Spatial layout rows:
§
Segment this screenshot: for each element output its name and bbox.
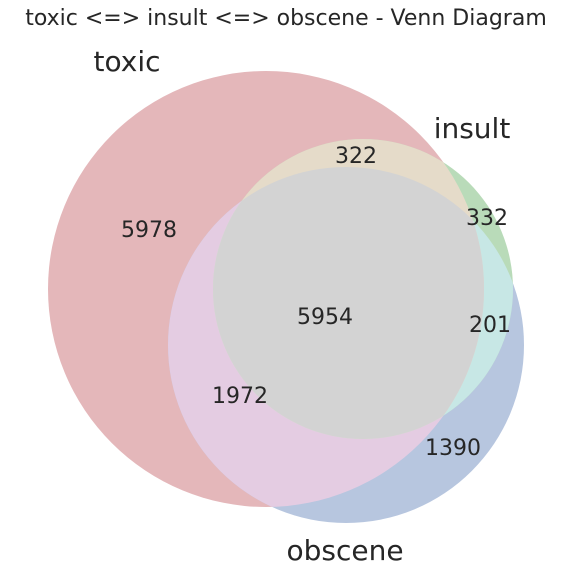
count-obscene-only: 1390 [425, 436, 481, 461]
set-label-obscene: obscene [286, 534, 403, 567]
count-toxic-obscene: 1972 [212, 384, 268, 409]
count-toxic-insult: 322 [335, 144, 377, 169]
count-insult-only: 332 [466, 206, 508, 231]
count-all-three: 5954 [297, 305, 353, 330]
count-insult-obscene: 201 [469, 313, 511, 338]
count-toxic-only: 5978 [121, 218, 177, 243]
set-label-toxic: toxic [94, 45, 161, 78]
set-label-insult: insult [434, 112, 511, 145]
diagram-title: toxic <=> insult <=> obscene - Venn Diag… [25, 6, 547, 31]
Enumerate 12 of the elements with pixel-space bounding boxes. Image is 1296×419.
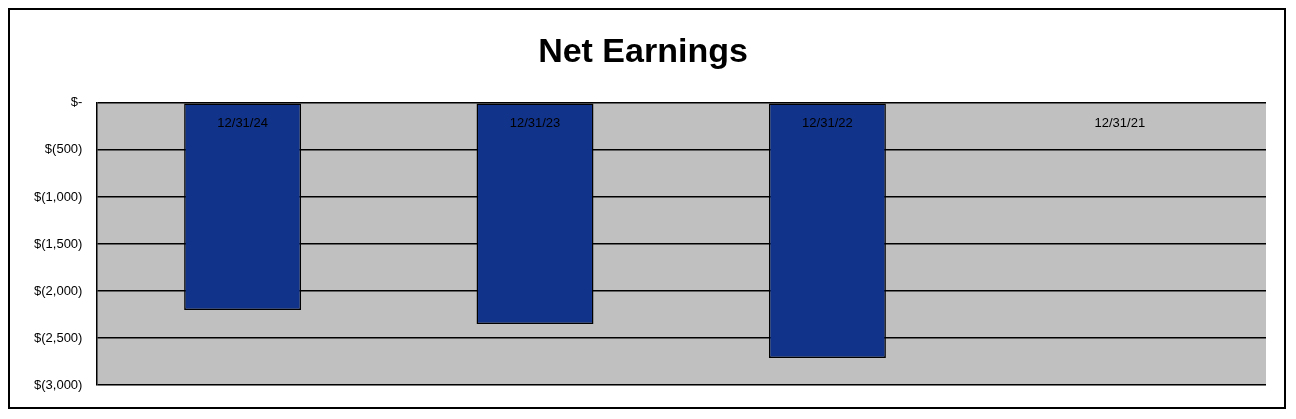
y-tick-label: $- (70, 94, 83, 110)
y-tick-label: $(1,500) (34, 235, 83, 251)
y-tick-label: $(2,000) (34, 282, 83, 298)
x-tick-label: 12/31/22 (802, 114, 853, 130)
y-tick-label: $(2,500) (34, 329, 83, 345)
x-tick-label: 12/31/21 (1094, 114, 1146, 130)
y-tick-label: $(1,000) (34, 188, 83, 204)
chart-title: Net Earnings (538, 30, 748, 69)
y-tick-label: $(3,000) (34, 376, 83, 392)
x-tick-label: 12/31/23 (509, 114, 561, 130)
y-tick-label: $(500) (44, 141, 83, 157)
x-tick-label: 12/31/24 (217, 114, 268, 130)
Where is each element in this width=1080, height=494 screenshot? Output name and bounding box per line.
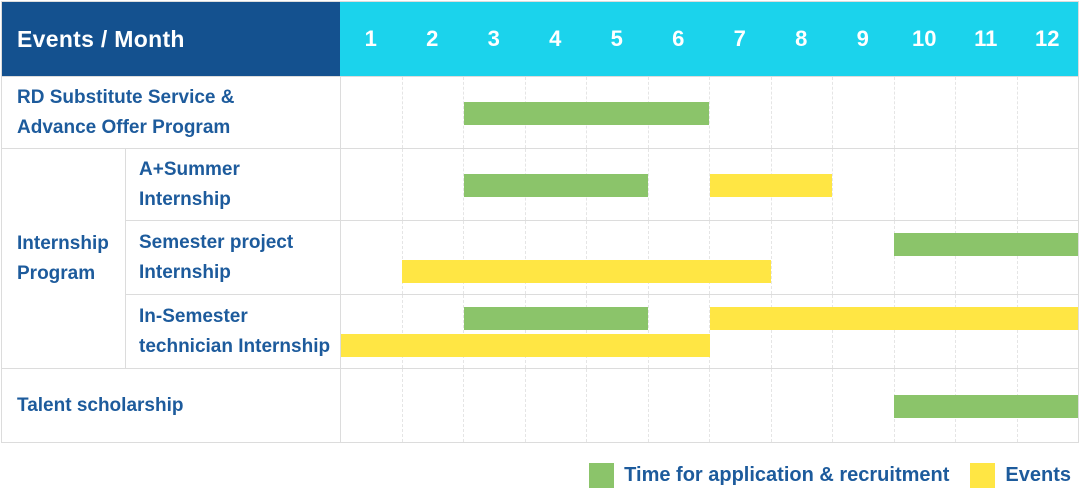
§
Pull out every row above and reproduce each one word for word, leaving the pictures out of your answer.

### [Task result]
Segment this screenshot: for each element output its name and bbox.
count-obscene-only: 1390 [425, 436, 481, 461]
set-label-obscene: obscene [286, 534, 403, 567]
count-toxic-obscene: 1972 [212, 384, 268, 409]
count-toxic-insult: 322 [335, 144, 377, 169]
count-insult-only: 332 [466, 206, 508, 231]
count-all-three: 5954 [297, 305, 353, 330]
count-insult-obscene: 201 [469, 313, 511, 338]
count-toxic-only: 5978 [121, 218, 177, 243]
set-label-toxic: toxic [94, 45, 161, 78]
set-label-insult: insult [434, 112, 511, 145]
diagram-title: toxic <=> insult <=> obscene - Venn Diag… [25, 6, 547, 31]
Enumerate 12 of the elements with pixel-space bounding boxes. Image is 1296×419.
y-tick-label: $- (70, 94, 83, 110)
y-tick-label: $(1,500) (34, 235, 83, 251)
y-tick-label: $(2,000) (34, 282, 83, 298)
x-tick-label: 12/31/22 (802, 114, 853, 130)
y-tick-label: $(2,500) (34, 329, 83, 345)
x-tick-label: 12/31/21 (1094, 114, 1146, 130)
y-tick-label: $(1,000) (34, 188, 83, 204)
chart-title: Net Earnings (538, 30, 748, 69)
y-tick-label: $(3,000) (34, 376, 83, 392)
x-tick-label: 12/31/23 (509, 114, 561, 130)
y-tick-label: $(500) (44, 141, 83, 157)
x-tick-label: 12/31/24 (217, 114, 268, 130)
Where is each element in this width=1080, height=494 screenshot? Output name and bounding box per line.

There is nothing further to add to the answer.